● **Goal**:
Quote every line of the material beneath this one.
==========
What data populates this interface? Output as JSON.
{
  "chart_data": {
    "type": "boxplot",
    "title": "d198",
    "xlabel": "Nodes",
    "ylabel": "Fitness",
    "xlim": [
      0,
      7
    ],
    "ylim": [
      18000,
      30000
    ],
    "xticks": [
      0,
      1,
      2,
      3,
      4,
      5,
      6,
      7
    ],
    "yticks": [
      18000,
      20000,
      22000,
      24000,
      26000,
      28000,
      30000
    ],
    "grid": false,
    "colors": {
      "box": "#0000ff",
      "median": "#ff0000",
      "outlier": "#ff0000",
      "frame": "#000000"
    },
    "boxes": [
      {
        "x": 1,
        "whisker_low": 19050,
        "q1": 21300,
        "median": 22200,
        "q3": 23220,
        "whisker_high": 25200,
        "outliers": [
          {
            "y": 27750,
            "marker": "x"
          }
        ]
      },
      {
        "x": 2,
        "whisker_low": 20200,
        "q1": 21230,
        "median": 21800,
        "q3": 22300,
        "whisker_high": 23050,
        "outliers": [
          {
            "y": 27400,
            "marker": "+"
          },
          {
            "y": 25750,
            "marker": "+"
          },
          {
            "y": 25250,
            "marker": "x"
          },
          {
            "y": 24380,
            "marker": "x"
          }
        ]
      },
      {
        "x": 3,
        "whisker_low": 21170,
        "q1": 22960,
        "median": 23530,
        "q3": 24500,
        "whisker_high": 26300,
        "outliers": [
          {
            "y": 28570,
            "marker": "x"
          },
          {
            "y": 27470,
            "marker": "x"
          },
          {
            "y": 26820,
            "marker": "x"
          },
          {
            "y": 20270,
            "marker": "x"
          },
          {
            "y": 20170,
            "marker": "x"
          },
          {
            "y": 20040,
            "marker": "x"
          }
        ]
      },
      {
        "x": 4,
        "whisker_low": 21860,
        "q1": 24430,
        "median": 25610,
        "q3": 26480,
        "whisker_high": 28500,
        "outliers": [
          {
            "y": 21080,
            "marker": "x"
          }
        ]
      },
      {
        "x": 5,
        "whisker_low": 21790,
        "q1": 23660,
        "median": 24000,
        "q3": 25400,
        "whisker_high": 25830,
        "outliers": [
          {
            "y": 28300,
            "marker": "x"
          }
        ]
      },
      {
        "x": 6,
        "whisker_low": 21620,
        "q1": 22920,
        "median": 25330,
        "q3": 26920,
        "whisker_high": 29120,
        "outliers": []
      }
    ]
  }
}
==========
● **Worked answer**:
What data populates this interface? Output as JSON.
{
  "chart_data": {
    "type": "boxplot",
    "title": "d198",
    "xlabel": "Nodes",
    "ylabel": "Fitness",
    "xlim": [
      0,
      7
    ],
    "ylim": [
      18000,
      30000
    ],
    "xticks": [
      0,
      1,
      2,
      3,
      4,
      5,
      6,
      7
    ],
    "yticks": [
      18000,
      20000,
      22000,
      24000,
      26000,
      28000,
      30000
    ],
    "grid": false,
    "colors": {
      "box": "#0000ff",
      "median": "#ff0000",
      "outlier": "#ff0000",
      "frame": "#000000"
    },
    "boxes": [
      {
        "x": 1,
        "whisker_low": 19050,
        "q1": 21300,
        "median": 22200,
        "q3": 23220,
        "whisker_high": 25200,
        "outliers": [
          {
            "y": 27750,
            "marker": "x"
          }
        ]
      },
      {
        "x": 2,
        "whisker_low": 20200,
        "q1": 21230,
        "median": 21800,
        "q3": 22300,
        "whisker_high": 23050,
        "outliers": [
          {
            "y": 27400,
            "marker": "+"
          },
          {
            "y": 25750,
            "marker": "+"
          },
          {
            "y": 25250,
            "marker": "x"
          },
          {
            "y": 24380,
            "marker": "x"
          }
        ]
      },
      {
        "x": 3,
        "whisker_low": 21170,
        "q1": 22960,
        "median": 23530,
        "q3": 24500,
        "whisker_high": 26300,
        "outliers": [
          {
            "y": 28570,
            "marker": "x"
          },
          {
            "y": 27470,
            "marker": "x"
          },
          {
            "y": 26820,
            "marker": "x"
          },
          {
            "y": 20270,
            "marker": "x"
          },
          {
            "y": 20170,
            "marker": "x"
          },
          {
            "y": 20040,
            "marker": "x"
          }
        ]
      },
      {
        "x": 4,
        "whisker_low": 21860,
        "q1": 24430,
        "median": 25610,
        "q3": 26480,
        "whisker_high": 28500,
        "outliers": [
          {
            "y": 21080,
            "marker": "x"
          }
        ]
      },
      {
        "x": 5,
        "whisker_low": 21790,
        "q1": 23660,
        "median": 24000,
        "q3": 25400,
        "whisker_high": 25830,
        "outliers": [
          {
            "y": 28300,
            "marker": "x"
          }
        ]
      },
      {
        "x": 6,
        "whisker_low": 21620,
        "q1": 22920,
        "median": 25330,
        "q3": 26920,
        "whisker_high": 29120,
        "outliers": []
      }
    ]
  }
}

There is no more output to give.